WHAT YOU SHOULD DO:
Answer these from the rngd issue thread:
(a) Which flag to strace would let the threads be watched as they close down?
(b) What is the name of the branch to try building?
(c) What type is the service file said to be?

I expect that will fix your problem. I haven't merged it yet for lack of testing, but if you can confirm it fixes your problem, I'll merge it asap

diego-sueiro commented 4 years ago

yeah, I should have asked you to add the -f flag to strace to watch the threads close down, but the lack of calls to pthread_join at the end suggests that the problem is that rngd is stuck in jitterentropy, waiting for generation to complete during exit. Please try building the branch at: https://github.com/nhorman/rng-tools/tree/early-jitter-exit

I expect that will fix your problem. I haven't merged it yet for lack of testing, but if you can confirm it fixes your problem, I'll merge it asap

I'm still seeing this issue. When starting rngd with strace -f the systemd start times out.

nhorman commented 4 years ago

with the branch I referred you to? Then please attach the output of strace -f on rngd when the issue occurs

diego-sueiro commented 4 years ago

with the branch I referred you to? Then please attach the output of strace -f on rngd when the issue occurs

The branch you asked me to test.

This is the strace -f log when stopping rngd.service:

2987  poll([{fd=6, events=POLLOUT}], 1, -1) = ? ERESTART_RESTARTBLOCK (Interrupted by signal)
2987  --- SIGTERM {si_signo=SIGTERM, si_code=SI_USER, si_pid=1, si_uid=0} ---
2987  --- SIGCONT {si_signo=SIGCONT, si_code=SI_USER, si_pid=1, si_uid=0} ---
2987  sigreturn({mask=[]})              = -1 EINTR (Interrupted system call)
2987  close(5)                          = 0
2987  send(8, "<31>Nov 11 13:57:58 rngd: Checki"..., 56, MSG_NOSIGNAL) = 56
2987  sched_yield()                     = 0
<...>
2987  +++ killed by SIGKILL +++
nhorman commented 4 years ago

I don't understand whats going on here. I can't reproduce this on my raspberry pi, and looking at your strace above, I see no activity from the child threads that the jitterentropy source creates, which sugests they aren't running at all (which is the source of the previous hang). Can you run the following commands in a terminal and post the output: rngd -v; rngd -f -d

Note, that after you start rngd in the foreground, you can attempt to stop it in the same way that systemd does by executing kill -SIGHUP pidof rndg from another shell

Also, one other thing I noticed, your service file is a forking type which start rngd to run in the background. While thats not a problem per-se, is there any reason you don't just list this as a simple unit, which starts rngd in the foreground (-f)

DATA SEGMENT:
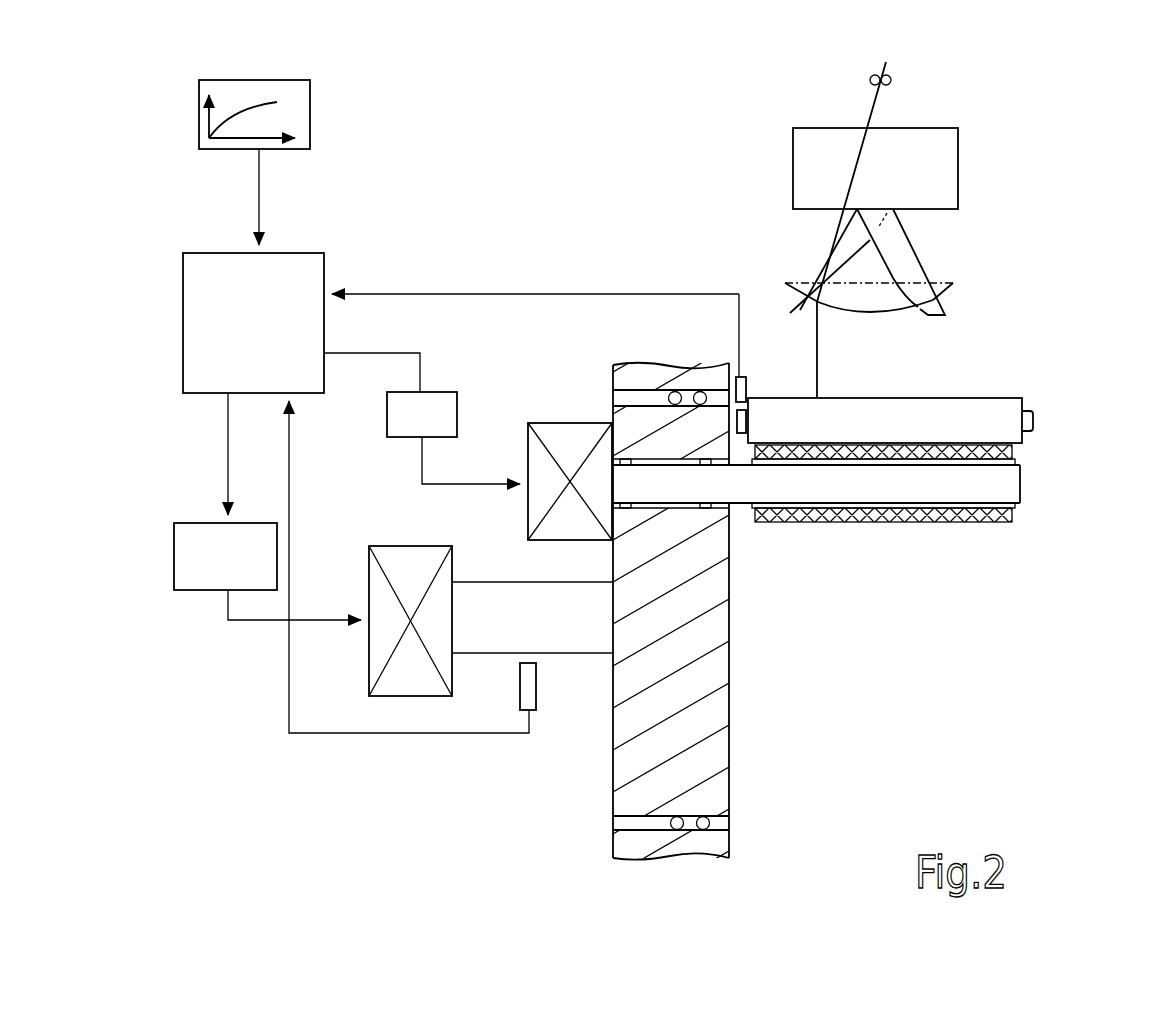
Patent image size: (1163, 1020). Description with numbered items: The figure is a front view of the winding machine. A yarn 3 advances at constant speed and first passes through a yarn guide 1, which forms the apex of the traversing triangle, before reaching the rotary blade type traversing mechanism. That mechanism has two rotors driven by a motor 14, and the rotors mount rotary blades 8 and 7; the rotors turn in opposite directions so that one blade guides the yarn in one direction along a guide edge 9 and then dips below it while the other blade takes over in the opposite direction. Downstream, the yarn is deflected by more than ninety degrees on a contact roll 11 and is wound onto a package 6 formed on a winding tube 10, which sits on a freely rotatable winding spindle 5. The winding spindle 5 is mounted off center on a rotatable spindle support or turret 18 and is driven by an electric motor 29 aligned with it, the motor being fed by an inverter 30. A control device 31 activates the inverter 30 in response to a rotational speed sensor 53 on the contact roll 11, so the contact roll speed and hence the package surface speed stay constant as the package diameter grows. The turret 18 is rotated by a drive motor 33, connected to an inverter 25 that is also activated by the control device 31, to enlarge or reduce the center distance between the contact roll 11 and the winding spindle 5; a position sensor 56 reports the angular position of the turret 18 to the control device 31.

RESPONSE:
(a) The -f flag.
(b) early-jitter-exit.
(c) A forking type.